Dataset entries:
···
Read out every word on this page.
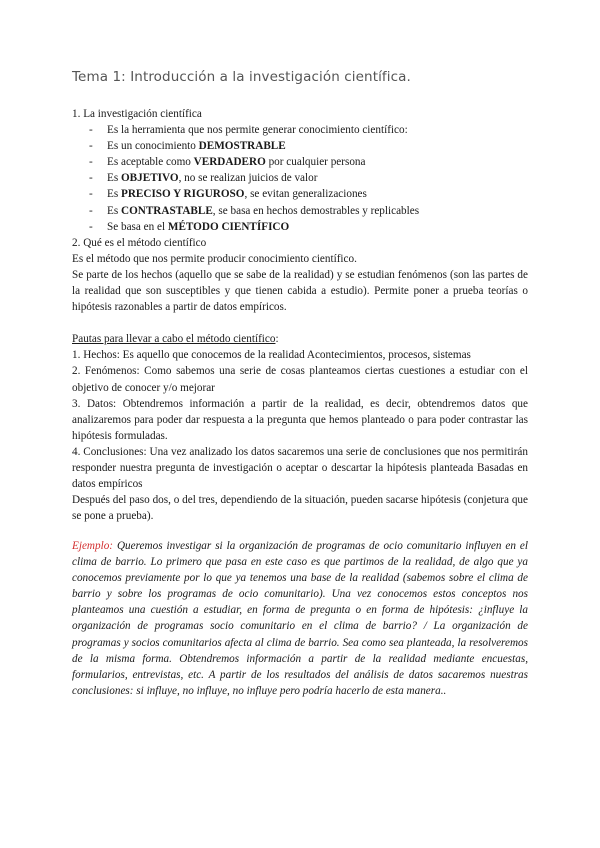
Tema 1: Introducción a la investigación científica.

1. La investigación científica

- Es la herramienta que nos permite generar conocimiento científico:
- Es un conocimiento DEMOSTRABLE
- Es aceptable como VERDADERO por cualquier persona
- Es OBJETIVO, no se realizan juicios de valor
- Es PRECISO Y RIGUROSO, se evitan generalizaciones
- Es CONTRASTABLE, se basa en hechos demostrables y replicables
- Se basa en el MÉTODO CIENTÍFICO

2. Qué es el método científico

Es el método que nos permite producir conocimiento científico.

Se parte de los hechos (aquello que se sabe de la realidad) y se estudian fenómenos (son las partes de la realidad que son susceptibles y que tienen cabida a estudio). Permite poner a prueba teorías o hipótesis razonables a partir de datos empíricos.

Pautas para llevar a cabo el método científico:

1. Hechos: Es aquello que conocemos de la realidad Acontecimientos, procesos, sistemas

2. Fenómenos: Como sabemos una serie de cosas planteamos ciertas cuestiones a estudiar con el objetivo de conocer y/o mejorar

3. Datos: Obtendremos información a partir de la realidad, es decir, obtendremos datos que analizaremos para poder dar respuesta a la pregunta que hemos planteado o para poder contrastar las hipótesis formuladas.

4. Conclusiones: Una vez analizado los datos sacaremos una serie de conclusiones que nos permitirán responder nuestra pregunta de investigación o aceptar o descartar la hipótesis planteada Basadas en datos empíricos

Después del paso dos, o del tres, dependiendo de la situación, pueden sacarse hipótesis (conjetura que se pone a prueba).

Ejemplo: Queremos investigar si la organización de programas de ocio comunitario influyen en el clima de barrio. Lo primero que pasa en este caso es que partimos de la realidad, de algo que ya conocemos previamente por lo que ya tenemos una base de la realidad (sabemos sobre el clima de barrio y sobre los programas de ocio comunitario). Una vez conocemos estos conceptos nos planteamos una cuestión a estudiar, en forma de pregunta o en forma de hipótesis: ¿influye la organización de programas socio comunitario en el clima de barrio? / La organización de programas y socios comunitarios afecta al clima de barrio. Sea como sea planteada, la resolveremos de la misma forma. Obtendremos información a partir de la realidad mediante encuestas, formularios, entrevistas, etc. A partir de los resultados del análisis de datos sacaremos nuestras conclusiones: si influye, no influye, no influye pero podría hacerlo de esta manera..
···
• SHORT TASK:
Return the entries unchanged, save for the pictures, which do not belong in the copy.

• OUTPUT OF THE TASK:
Read out every word on this page.
Tema 1: Introducción a la investigación científica.

1. La investigación científica

- Es la herramienta que nos permite generar conocimiento científico:
- Es un conocimiento DEMOSTRABLE
- Es aceptable como VERDADERO por cualquier persona
- Es OBJETIVO, no se realizan juicios de valor
- Es PRECISO Y RIGUROSO, se evitan generalizaciones
- Es CONTRASTABLE, se basa en hechos demostrables y replicables
- Se basa en el MÉTODO CIENTÍFICO

2. Qué es el método científico

Es el método que nos permite producir conocimiento científico.

Se parte de los hechos (aquello que se sabe de la realidad) y se estudian fenómenos (son las partes de la realidad que son susceptibles y que tienen cabida a estudio). Permite poner a prueba teorías o hipótesis razonables a partir de datos empíricos.

Pautas para llevar a cabo el método científico:

1. Hechos: Es aquello que conocemos de la realidad Acontecimientos, procesos, sistemas

2. Fenómenos: Como sabemos una serie de cosas planteamos ciertas cuestiones a estudiar con el objetivo de conocer y/o mejorar

3. Datos: Obtendremos información a partir de la realidad, es decir, obtendremos datos que analizaremos para poder dar respuesta a la pregunta que hemos planteado o para poder contrastar las hipótesis formuladas.

4. Conclusiones: Una vez analizado los datos sacaremos una serie de conclusiones que nos permitirán responder nuestra pregunta de investigación o aceptar o descartar la hipótesis planteada Basadas en datos empíricos

Después del paso dos, o del tres, dependiendo de la situación, pueden sacarse hipótesis (conjetura que se pone a prueba).

Ejemplo: Queremos investigar si la organización de programas de ocio comunitario influyen en el clima de barrio. Lo primero que pasa en este caso es que partimos de la realidad, de algo que ya conocemos previamente por lo que ya tenemos una base de la realidad (sabemos sobre el clima de barrio y sobre los programas de ocio comunitario). Una vez conocemos estos conceptos nos planteamos una cuestión a estudiar, en forma de pregunta o en forma de hipótesis: ¿influye la organización de programas socio comunitario en el clima de barrio? / La organización de programas y socios comunitarios afecta al clima de barrio. Sea como sea planteada, la resolveremos de la misma forma. Obtendremos información a partir de la realidad mediante encuestas, formularios, entrevistas, etc. A partir de los resultados del análisis de datos sacaremos nuestras conclusiones: si influye, no influye, no influye pero podría hacerlo de esta manera..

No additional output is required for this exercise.